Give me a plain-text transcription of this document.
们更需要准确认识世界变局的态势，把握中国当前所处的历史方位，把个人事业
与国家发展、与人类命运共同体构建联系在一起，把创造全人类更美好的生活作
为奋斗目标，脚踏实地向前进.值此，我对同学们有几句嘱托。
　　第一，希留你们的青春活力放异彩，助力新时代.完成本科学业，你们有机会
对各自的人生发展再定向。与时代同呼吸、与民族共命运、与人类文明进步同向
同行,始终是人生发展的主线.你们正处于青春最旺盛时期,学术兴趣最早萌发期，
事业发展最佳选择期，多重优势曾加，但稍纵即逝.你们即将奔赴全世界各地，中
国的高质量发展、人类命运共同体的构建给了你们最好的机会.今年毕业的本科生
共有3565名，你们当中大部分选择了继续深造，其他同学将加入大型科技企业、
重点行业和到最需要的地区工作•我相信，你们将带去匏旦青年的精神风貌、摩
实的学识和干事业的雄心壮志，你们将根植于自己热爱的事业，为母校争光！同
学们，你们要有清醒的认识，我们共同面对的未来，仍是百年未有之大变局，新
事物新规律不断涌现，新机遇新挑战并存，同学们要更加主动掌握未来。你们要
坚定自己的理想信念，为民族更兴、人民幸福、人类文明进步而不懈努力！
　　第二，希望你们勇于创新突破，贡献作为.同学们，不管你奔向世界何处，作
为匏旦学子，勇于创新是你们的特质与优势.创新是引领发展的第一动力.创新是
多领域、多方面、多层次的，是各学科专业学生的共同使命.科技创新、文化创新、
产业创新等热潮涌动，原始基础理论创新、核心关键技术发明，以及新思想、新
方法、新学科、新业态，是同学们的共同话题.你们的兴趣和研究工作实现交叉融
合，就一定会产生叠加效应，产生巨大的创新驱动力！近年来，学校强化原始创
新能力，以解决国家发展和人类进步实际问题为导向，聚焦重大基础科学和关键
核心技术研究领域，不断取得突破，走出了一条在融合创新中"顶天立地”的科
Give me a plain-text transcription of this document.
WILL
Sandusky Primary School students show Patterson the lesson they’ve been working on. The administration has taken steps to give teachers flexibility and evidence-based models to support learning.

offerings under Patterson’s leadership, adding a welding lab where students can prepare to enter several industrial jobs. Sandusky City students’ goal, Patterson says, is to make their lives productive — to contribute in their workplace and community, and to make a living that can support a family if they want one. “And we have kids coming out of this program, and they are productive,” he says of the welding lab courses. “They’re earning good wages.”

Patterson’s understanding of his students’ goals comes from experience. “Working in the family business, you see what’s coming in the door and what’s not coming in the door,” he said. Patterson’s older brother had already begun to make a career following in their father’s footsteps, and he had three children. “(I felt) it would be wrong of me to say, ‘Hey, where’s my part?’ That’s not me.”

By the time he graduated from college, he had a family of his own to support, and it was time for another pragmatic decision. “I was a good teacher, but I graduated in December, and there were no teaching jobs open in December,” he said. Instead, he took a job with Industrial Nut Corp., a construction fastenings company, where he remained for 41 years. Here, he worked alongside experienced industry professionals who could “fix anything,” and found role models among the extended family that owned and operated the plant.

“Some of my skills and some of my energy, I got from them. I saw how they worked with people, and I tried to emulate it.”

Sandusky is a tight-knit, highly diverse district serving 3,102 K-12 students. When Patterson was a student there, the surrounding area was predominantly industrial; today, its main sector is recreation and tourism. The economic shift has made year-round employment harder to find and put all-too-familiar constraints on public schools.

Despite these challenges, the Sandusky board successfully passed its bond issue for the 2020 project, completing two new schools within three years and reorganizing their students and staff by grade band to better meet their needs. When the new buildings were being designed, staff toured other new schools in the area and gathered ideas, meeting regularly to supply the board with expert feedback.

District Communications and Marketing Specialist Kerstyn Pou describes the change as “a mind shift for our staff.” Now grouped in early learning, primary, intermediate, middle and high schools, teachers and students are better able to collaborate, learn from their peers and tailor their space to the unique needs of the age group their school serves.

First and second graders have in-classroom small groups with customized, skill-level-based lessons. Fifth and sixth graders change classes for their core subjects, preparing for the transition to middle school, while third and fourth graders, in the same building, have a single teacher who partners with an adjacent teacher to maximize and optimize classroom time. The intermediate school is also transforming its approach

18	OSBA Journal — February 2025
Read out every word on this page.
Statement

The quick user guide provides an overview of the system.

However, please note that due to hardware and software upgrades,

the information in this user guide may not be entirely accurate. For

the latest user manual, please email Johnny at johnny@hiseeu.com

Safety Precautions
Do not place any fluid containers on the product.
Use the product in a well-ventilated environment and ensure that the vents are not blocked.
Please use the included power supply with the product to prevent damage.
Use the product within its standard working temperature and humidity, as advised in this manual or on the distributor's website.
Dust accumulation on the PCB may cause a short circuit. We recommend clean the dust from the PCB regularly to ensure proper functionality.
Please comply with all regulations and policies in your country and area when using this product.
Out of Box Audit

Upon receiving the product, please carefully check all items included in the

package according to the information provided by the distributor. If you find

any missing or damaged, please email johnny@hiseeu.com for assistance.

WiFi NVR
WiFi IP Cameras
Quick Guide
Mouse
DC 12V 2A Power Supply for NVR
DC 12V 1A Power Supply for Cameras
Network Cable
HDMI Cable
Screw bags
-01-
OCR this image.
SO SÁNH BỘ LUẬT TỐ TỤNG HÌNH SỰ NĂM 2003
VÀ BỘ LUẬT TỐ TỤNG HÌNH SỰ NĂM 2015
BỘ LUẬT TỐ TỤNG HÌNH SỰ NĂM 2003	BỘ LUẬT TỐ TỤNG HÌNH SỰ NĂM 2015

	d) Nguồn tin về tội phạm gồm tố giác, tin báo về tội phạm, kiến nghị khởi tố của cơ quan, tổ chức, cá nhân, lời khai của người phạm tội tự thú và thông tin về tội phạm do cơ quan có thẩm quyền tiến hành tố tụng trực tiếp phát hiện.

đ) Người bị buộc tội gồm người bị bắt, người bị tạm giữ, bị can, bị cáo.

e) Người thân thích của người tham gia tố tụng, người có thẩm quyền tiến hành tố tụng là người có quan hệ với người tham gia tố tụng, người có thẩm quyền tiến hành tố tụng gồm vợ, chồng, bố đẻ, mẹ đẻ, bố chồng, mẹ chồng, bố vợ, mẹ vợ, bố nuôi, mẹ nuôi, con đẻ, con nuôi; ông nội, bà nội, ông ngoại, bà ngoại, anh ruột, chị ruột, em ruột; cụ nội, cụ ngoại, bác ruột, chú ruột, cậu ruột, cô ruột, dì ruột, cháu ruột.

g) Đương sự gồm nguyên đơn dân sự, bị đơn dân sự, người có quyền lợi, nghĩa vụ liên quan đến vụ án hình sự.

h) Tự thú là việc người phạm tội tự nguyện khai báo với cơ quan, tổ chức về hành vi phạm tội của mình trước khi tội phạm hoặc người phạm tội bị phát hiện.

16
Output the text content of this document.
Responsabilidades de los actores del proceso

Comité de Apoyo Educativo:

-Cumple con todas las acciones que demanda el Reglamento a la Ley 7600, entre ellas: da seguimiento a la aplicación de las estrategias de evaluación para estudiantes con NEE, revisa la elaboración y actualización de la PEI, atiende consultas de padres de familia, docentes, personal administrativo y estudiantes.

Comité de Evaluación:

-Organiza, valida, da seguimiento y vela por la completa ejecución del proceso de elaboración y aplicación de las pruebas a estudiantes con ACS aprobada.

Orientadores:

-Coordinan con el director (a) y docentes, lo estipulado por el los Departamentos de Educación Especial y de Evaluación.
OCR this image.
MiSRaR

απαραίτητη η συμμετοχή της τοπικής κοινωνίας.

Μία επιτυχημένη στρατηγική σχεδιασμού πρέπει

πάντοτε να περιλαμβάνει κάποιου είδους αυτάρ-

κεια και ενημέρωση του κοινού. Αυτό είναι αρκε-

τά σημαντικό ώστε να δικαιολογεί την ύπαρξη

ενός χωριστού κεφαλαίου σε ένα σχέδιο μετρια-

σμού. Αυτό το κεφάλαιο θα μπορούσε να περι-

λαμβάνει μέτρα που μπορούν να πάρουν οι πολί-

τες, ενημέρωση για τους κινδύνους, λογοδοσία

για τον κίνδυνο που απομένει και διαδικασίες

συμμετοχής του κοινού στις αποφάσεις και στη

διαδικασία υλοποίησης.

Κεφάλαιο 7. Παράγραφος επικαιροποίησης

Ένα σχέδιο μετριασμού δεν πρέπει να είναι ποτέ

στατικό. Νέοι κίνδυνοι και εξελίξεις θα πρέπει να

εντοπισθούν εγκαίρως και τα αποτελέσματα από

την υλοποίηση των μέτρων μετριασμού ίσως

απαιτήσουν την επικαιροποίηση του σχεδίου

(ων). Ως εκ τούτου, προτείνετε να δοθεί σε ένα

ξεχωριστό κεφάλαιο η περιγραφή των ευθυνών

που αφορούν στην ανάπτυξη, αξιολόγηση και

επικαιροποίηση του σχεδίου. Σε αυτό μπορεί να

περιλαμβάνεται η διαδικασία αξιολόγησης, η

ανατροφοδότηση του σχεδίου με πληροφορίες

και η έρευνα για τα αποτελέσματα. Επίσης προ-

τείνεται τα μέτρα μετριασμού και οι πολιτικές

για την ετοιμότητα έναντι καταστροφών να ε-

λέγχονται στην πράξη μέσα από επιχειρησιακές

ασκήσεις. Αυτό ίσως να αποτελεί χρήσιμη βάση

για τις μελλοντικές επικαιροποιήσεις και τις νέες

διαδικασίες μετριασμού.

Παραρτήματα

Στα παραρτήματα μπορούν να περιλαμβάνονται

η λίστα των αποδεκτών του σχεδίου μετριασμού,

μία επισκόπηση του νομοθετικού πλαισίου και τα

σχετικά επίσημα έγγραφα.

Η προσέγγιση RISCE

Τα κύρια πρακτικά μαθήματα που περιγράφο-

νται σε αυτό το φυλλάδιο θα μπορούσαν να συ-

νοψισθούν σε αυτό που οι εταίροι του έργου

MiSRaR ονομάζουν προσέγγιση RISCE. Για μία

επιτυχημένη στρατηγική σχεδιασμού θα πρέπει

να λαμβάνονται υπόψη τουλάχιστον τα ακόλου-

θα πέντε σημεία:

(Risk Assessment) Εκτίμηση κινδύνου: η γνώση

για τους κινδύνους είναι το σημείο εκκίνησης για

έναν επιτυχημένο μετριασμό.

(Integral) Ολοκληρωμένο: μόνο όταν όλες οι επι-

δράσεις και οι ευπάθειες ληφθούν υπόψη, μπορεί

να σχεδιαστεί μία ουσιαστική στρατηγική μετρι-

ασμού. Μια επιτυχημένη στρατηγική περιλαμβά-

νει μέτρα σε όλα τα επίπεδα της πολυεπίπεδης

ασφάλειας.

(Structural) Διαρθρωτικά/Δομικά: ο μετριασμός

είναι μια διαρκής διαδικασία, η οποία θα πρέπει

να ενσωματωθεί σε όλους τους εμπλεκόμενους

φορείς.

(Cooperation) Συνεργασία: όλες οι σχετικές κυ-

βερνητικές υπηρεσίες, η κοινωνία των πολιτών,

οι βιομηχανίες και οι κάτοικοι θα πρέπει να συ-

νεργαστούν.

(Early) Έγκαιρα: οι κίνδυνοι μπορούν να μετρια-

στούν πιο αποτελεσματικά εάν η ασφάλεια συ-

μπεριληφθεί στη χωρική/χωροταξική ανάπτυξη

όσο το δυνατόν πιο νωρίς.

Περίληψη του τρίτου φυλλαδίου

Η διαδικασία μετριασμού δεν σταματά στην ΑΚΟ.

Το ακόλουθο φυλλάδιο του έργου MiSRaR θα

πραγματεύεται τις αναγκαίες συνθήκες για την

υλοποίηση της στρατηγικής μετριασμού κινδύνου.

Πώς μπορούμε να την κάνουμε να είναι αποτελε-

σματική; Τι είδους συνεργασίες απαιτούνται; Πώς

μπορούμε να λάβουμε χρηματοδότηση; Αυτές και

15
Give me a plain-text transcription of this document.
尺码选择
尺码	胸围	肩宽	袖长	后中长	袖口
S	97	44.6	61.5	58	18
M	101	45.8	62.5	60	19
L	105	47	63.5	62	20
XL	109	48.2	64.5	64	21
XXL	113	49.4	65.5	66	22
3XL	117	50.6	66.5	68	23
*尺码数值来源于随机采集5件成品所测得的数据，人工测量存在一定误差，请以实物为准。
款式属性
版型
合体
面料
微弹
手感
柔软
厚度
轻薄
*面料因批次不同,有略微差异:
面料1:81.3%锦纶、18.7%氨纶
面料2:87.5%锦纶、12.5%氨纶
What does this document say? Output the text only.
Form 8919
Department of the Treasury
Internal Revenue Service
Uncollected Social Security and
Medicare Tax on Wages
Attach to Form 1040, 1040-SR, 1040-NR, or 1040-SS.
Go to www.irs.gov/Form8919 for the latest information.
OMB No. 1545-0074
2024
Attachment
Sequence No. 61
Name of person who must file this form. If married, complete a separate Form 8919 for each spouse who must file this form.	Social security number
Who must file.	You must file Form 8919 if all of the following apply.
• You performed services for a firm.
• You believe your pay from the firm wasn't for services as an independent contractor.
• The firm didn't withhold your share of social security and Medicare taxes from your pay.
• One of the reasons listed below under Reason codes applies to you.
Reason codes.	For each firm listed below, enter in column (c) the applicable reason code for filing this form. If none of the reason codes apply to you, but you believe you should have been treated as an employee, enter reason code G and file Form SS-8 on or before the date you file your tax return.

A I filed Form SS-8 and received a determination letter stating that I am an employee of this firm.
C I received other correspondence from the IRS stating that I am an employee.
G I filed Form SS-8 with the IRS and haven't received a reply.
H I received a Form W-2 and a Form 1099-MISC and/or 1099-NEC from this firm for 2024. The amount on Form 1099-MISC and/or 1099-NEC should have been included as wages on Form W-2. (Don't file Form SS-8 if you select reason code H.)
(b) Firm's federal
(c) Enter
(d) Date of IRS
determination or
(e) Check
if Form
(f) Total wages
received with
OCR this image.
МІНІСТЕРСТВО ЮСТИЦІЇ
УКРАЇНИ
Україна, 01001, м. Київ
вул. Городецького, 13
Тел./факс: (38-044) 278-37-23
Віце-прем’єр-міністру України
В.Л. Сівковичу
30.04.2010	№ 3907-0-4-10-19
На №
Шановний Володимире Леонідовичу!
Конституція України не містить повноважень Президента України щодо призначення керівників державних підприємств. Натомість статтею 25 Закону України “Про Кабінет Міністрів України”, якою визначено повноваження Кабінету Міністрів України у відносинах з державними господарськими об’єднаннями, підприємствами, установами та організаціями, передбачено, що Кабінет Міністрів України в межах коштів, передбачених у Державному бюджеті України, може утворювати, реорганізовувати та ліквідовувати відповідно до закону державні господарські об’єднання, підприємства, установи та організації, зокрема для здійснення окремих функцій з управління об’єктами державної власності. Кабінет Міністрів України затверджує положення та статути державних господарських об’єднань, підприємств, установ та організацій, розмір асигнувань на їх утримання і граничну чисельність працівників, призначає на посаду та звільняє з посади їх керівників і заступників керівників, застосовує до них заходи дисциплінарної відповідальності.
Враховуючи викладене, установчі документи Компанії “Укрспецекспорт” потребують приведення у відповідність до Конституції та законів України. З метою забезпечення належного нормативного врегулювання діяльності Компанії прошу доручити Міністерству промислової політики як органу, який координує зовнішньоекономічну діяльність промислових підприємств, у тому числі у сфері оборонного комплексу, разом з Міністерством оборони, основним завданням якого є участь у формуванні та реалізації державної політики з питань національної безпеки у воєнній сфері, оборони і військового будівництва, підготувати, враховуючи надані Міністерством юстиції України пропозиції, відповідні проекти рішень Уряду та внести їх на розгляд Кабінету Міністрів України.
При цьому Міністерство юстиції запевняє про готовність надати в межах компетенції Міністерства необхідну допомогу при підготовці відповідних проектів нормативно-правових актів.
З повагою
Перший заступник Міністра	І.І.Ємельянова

> _WHAT THE EXERCISE ASKS_
Give only the number of lines in the entries above that contain the string "σχεδίου".

> _RIGHT ANSWER_
4